## Task objective
All of the entries need to be written out again, exactly as they are.

## Records for this exercise
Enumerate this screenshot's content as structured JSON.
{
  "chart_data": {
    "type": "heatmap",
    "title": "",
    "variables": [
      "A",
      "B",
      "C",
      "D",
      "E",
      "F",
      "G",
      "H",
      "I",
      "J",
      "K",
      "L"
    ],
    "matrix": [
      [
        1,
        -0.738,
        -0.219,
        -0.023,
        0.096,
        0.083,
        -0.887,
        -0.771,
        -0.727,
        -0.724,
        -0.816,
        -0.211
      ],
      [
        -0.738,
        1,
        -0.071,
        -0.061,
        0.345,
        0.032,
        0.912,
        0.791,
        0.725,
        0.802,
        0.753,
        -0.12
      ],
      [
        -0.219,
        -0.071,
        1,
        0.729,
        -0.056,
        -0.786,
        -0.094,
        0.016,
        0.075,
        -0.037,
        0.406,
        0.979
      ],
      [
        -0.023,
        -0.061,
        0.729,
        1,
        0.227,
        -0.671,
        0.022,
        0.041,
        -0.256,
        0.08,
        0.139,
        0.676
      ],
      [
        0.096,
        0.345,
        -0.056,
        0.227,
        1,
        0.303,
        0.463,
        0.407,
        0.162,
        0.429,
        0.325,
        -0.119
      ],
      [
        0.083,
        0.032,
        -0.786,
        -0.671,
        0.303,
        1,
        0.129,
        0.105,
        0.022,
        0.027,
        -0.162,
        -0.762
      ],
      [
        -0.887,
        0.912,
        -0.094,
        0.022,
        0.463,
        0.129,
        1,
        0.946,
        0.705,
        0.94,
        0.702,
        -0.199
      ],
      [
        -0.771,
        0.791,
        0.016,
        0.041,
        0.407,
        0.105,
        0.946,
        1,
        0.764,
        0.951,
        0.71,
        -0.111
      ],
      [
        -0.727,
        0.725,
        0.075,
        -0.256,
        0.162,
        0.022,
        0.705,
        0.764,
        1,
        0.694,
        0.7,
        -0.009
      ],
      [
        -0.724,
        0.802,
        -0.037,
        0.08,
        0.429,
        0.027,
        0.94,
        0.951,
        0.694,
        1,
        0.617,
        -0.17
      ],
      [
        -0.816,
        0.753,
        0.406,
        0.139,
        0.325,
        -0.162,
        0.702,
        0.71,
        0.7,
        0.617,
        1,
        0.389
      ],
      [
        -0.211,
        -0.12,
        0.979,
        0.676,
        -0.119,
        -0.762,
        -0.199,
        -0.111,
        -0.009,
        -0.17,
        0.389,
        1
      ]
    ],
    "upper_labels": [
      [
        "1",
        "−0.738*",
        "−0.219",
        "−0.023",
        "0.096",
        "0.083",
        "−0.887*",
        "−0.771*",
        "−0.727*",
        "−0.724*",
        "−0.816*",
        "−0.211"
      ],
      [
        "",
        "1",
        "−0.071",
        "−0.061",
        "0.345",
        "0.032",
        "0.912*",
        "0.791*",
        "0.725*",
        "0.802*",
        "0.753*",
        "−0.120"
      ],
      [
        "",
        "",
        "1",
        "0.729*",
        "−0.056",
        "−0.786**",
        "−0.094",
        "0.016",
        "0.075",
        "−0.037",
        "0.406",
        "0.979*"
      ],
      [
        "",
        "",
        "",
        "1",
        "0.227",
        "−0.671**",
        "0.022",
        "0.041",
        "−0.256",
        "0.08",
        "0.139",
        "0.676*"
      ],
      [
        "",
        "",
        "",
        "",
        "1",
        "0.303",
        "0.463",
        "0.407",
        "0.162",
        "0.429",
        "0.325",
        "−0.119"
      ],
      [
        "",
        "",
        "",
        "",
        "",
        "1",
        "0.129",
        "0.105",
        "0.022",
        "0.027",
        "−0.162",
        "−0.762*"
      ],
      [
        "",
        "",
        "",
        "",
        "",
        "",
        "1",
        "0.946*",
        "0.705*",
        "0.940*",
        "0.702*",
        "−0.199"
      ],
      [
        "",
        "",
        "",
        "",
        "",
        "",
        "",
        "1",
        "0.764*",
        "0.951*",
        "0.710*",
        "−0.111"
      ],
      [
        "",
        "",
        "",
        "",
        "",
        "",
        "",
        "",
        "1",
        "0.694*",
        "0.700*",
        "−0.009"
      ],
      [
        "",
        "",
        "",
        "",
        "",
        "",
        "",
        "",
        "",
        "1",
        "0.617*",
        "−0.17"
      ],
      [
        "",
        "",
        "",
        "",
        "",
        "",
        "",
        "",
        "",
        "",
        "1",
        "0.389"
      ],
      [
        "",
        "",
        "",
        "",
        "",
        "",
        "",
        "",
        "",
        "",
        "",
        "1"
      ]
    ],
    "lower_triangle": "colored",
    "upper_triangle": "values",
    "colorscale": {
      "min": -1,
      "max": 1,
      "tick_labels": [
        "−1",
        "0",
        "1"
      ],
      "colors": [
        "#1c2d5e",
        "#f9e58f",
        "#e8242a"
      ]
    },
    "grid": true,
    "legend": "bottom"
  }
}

## Output of the exercise
Enumerate this screenshot's content as structured JSON.
{
  "chart_data": {
    "type": "heatmap",
    "title": "",
    "variables": [
      "A",
      "B",
      "C",
      "D",
      "E",
      "F",
      "G",
      "H",
      "I",
      "J",
      "K",
      "L"
    ],
    "matrix": [
      [
        1,
        -0.738,
        -0.219,
        -0.023,
        0.096,
        0.083,
        -0.887,
        -0.771,
        -0.727,
        -0.724,
        -0.816,
        -0.211
      ],
      [
        -0.738,
        1,
        -0.071,
        -0.061,
        0.345,
        0.032,
        0.912,
        0.791,
        0.725,
        0.802,
        0.753,
        -0.12
      ],
      [
        -0.219,
        -0.071,
        1,
        0.729,
        -0.056,
        -0.786,
        -0.094,
        0.016,
        0.075,
        -0.037,
        0.406,
        0.979
      ],
      [
        -0.023,
        -0.061,
        0.729,
        1,
        0.227,
        -0.671,
        0.022,
        0.041,
        -0.256,
        0.08,
        0.139,
        0.676
      ],
      [
        0.096,
        0.345,
        -0.056,
        0.227,
        1,
        0.303,
        0.463,
        0.407,
        0.162,
        0.429,
        0.325,
        -0.119
      ],
      [
        0.083,
        0.032,
        -0.786,
        -0.671,
        0.303,
        1,
        0.129,
        0.105,
        0.022,
        0.027,
        -0.162,
        -0.762
      ],
      [
        -0.887,
        0.912,
        -0.094,
        0.022,
        0.463,
        0.129,
        1,
        0.946,
        0.705,
        0.94,
        0.702,
        -0.199
      ],
      [
        -0.771,
        0.791,
        0.016,
        0.041,
        0.407,
        0.105,
        0.946,
        1,
        0.764,
        0.951,
        0.71,
        -0.111
      ],
      [
        -0.727,
        0.725,
        0.075,
        -0.256,
        0.162,
        0.022,
        0.705,
        0.764,
        1,
        0.694,
        0.7,
        -0.009
      ],
      [
        -0.724,
        0.802,
        -0.037,
        0.08,
        0.429,
        0.027,
        0.94,
        0.951,
        0.694,
        1,
        0.617,
        -0.17
      ],
      [
        -0.816,
        0.753,
        0.406,
        0.139,
        0.325,
        -0.162,
        0.702,
        0.71,
        0.7,
        0.617,
        1,
        0.389
      ],
      [
        -0.211,
        -0.12,
        0.979,
        0.676,
        -0.119,
        -0.762,
        -0.199,
        -0.111,
        -0.009,
        -0.17,
        0.389,
        1
      ]
    ],
    "upper_labels": [
      [
        "1",
        "−0.738*",
        "−0.219",
        "−0.023",
        "0.096",
        "0.083",
        "−0.887*",
        "−0.771*",
        "−0.727*",
        "−0.724*",
        "−0.816*",
        "−0.211"
      ],
      [
        "",
        "1",
        "−0.071",
        "−0.061",
        "0.345",
        "0.032",
        "0.912*",
        "0.791*",
        "0.725*",
        "0.802*",
        "0.753*",
        "−0.120"
      ],
      [
        "",
        "",
        "1",
        "0.729*",
        "−0.056",
        "−0.786**",
        "−0.094",
        "0.016",
        "0.075",
        "−0.037",
        "0.406",
        "0.979*"
      ],
      [
        "",
        "",
        "",
        "1",
        "0.227",
        "−0.671**",
        "0.022",
        "0.041",
        "−0.256",
        "0.08",
        "0.139",
        "0.676*"
      ],
      [
        "",
        "",
        "",
        "",
        "1",
        "0.303",
        "0.463",
        "0.407",
        "0.162",
        "0.429",
        "0.325",
        "−0.119"
      ],
      [
        "",
        "",
        "",
        "",
        "",
        "1",
        "0.129",
        "0.105",
        "0.022",
        "0.027",
        "−0.162",
        "−0.762*"
      ],
      [
        "",
        "",
        "",
        "",
        "",
        "",
        "1",
        "0.946*",
        "0.705*",
        "0.940*",
        "0.702*",
        "−0.199"
      ],
      [
        "",
        "",
        "",
        "",
        "",
        "",
        "",
        "1",
        "0.764*",
        "0.951*",
        "0.710*",
        "−0.111"
      ],
      [
        "",
        "",
        "",
        "",
        "",
        "",
        "",
        "",
        "1",
        "0.694*",
        "0.700*",
        "−0.009"
      ],
      [
        "",
        "",
        "",
        "",
        "",
        "",
        "",
        "",
        "",
        "1",
        "0.617*",
        "−0.17"
      ],
      [
        "",
        "",
        "",
        "",
        "",
        "",
        "",
        "",
        "",
        "",
        "1",
        "0.389"
      ],
      [
        "",
        "",
        "",
        "",
        "",
        "",
        "",
        "",
        "",
        "",
        "",
        "1"
      ]
    ],
    "lower_triangle": "colored",
    "upper_triangle": "values",
    "colorscale": {
      "min": -1,
      "max": 1,
      "tick_labels": [
        "−1",
        "0",
        "1"
      ],
      "colors": [
        "#1c2d5e",
        "#f9e58f",
        "#e8242a"
      ]
    },
    "grid": true,
    "legend": "bottom"
  }
}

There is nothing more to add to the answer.